Extract the records below word for word and ignore the images.

(Recorded data)

------------------------------------------------------------------------

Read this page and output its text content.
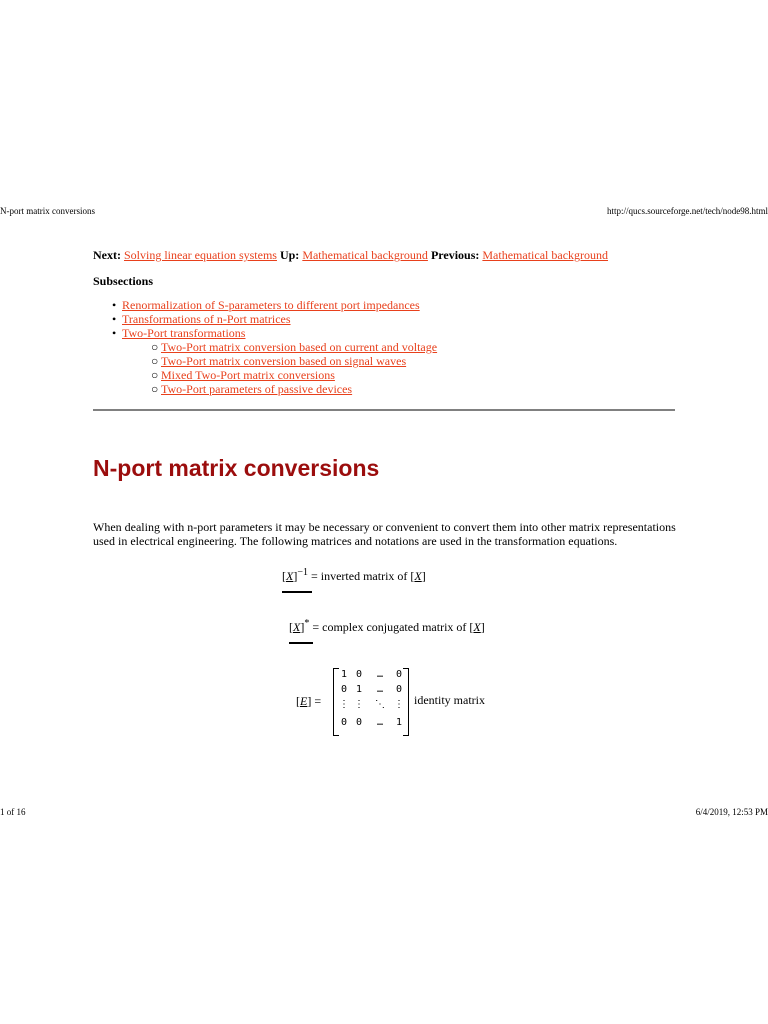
N-port matrix conversions	http://qucs.sourceforge.net/tech/node98.html
Next: Solving linear equation systems Up: Mathematical background Previous: Mathematical background
Subsections
• Renormalization of S-parameters to different port impedances
• Transformations of n-Port matrices
• Two-Port transformations
○ Two-Port matrix conversion based on current and voltage
○ Two-Port matrix conversion based on signal waves
○ Mixed Two-Port matrix conversions
○ Two-Port parameters of passive devices
N-port matrix conversions
When dealing with n-port parameters it may be necessary or convenient to convert them into other matrix representations used in electrical engineering. The following matrices and notations are used in the transformation equations.
$[X]^{-1}$ = inverted matrix of [X]
[X]* = complex conjugated matrix of [X]
[E] =
1 0	…	0
0 1	…	0
⋮ ⋮ ⋱ ⋮
0 0	…	1
identity matrix
1 of 16	6/4/2019, 12:53 PM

------------------------------------------------------------------------

## Answer to this problem
Read this page and output its text content.
N-port matrix conversions	http://qucs.sourceforge.net/tech/node98.html
Next: Solving linear equation systems Up: Mathematical background Previous: Mathematical background
Subsections
• Renormalization of S-parameters to different port impedances
• Transformations of n-Port matrices
• Two-Port transformations
○ Two-Port matrix conversion based on current and voltage
○ Two-Port matrix conversion based on signal waves
○ Mixed Two-Port matrix conversions
○ Two-Port parameters of passive devices
N-port matrix conversions
When dealing with n-port parameters it may be necessary or convenient to convert them into other matrix representations used in electrical engineering. The following matrices and notations are used in the transformation equations.
$[X]^{-1}$ = inverted matrix of [X]
[X]* = complex conjugated matrix of [X]
[E] =
1 0	…	0
0 1	…	0
⋮ ⋮ ⋱ ⋮
0 0	…	1
identity matrix
1 of 16	6/4/2019, 12:53 PM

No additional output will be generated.